§ REQUEST
Scan each line of the records for the word "Antal" and extract the ones that have it.

Dataset records:
----

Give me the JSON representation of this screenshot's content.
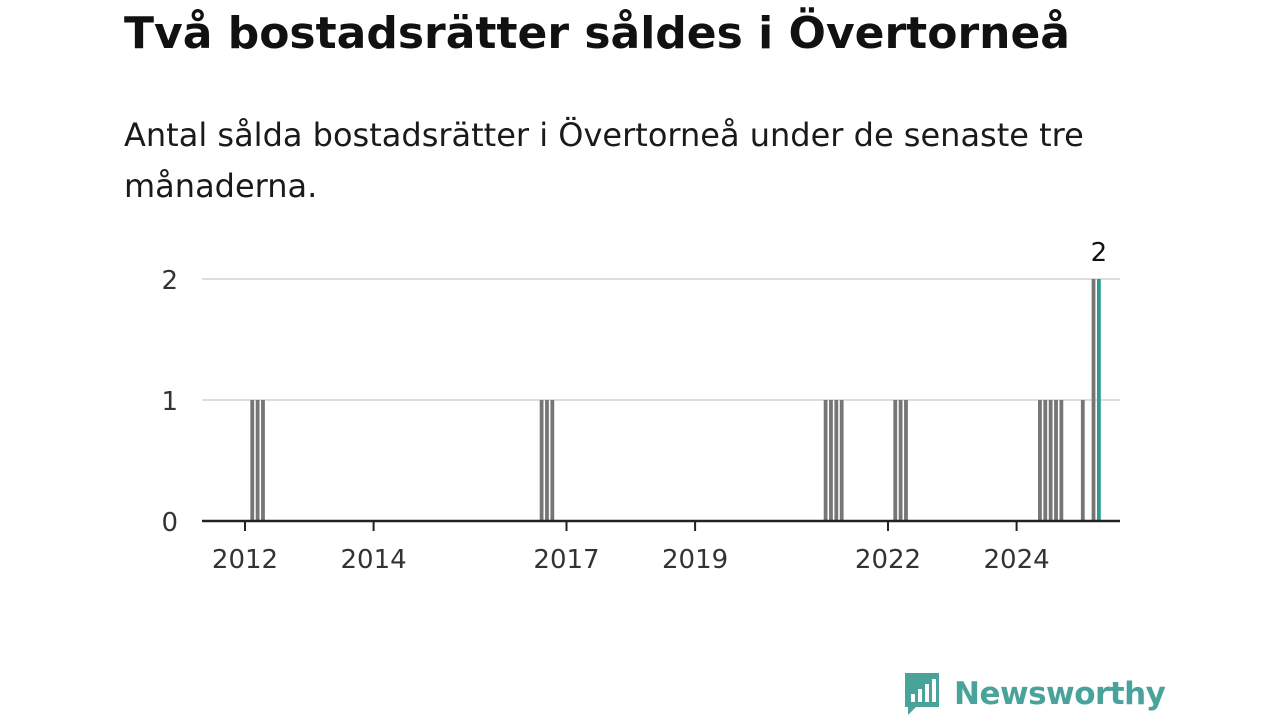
{
  "header": {
    "title": "Två bostadsrätter såldes i Övertorneå",
    "subtitle": "Antal sålda bostadsrätter i Övertorneå under de senaste tre månaderna."
  },
  "chart_data": {
    "type": "bar",
    "title": "Två bostadsrätter såldes i Övertorneå",
    "subtitle": "Antal sålda bostadsrätter i Övertorneå under de senaste tre månaderna.",
    "ylim": [
      0,
      2
    ],
    "yticks": [
      0,
      1,
      2
    ],
    "xticks": [
      "2012",
      "2014",
      "2017",
      "2019",
      "2022",
      "2024"
    ],
    "grid": true,
    "legend": "none",
    "series": [
      {
        "values": [
          {
            "x": "2012-02",
            "y": 1
          },
          {
            "x": "2012-03",
            "y": 1
          },
          {
            "x": "2012-04",
            "y": 1
          },
          {
            "x": "2016-08",
            "y": 1
          },
          {
            "x": "2016-09",
            "y": 1
          },
          {
            "x": "2016-10",
            "y": 1
          },
          {
            "x": "2021-01",
            "y": 1
          },
          {
            "x": "2021-02",
            "y": 1
          },
          {
            "x": "2021-03",
            "y": 1
          },
          {
            "x": "2021-04",
            "y": 1
          },
          {
            "x": "2022-02",
            "y": 1
          },
          {
            "x": "2022-03",
            "y": 1
          },
          {
            "x": "2022-04",
            "y": 1
          },
          {
            "x": "2024-05",
            "y": 1
          },
          {
            "x": "2024-06",
            "y": 1
          },
          {
            "x": "2024-07",
            "y": 1
          },
          {
            "x": "2024-08",
            "y": 1
          },
          {
            "x": "2024-09",
            "y": 1
          },
          {
            "x": "2025-01",
            "y": 1
          },
          {
            "x": "2025-03",
            "y": 2
          },
          {
            "x": "2025-04",
            "y": 2
          }
        ]
      }
    ],
    "annotations": [
      {
        "x": "2025-04",
        "text": "2"
      }
    ],
    "colors": {
      "bar": "#767676",
      "highlight": "#2a9d8f",
      "grid": "#dddddd",
      "axis": "#222222"
    }
  },
  "branding": {
    "name": "Newsworthy",
    "logo_icon": "newsworthy-logo-icon",
    "color": "#4aa39b"
  }
}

----

§ OUTPUT OF THE TASK
    "subtitle": "Antal sålda bostadsrätter i Övertorneå under de senaste tre månaderna."
    "subtitle": "Antal sålda bostadsrätter i Övertorneå under de senaste tre månaderna.",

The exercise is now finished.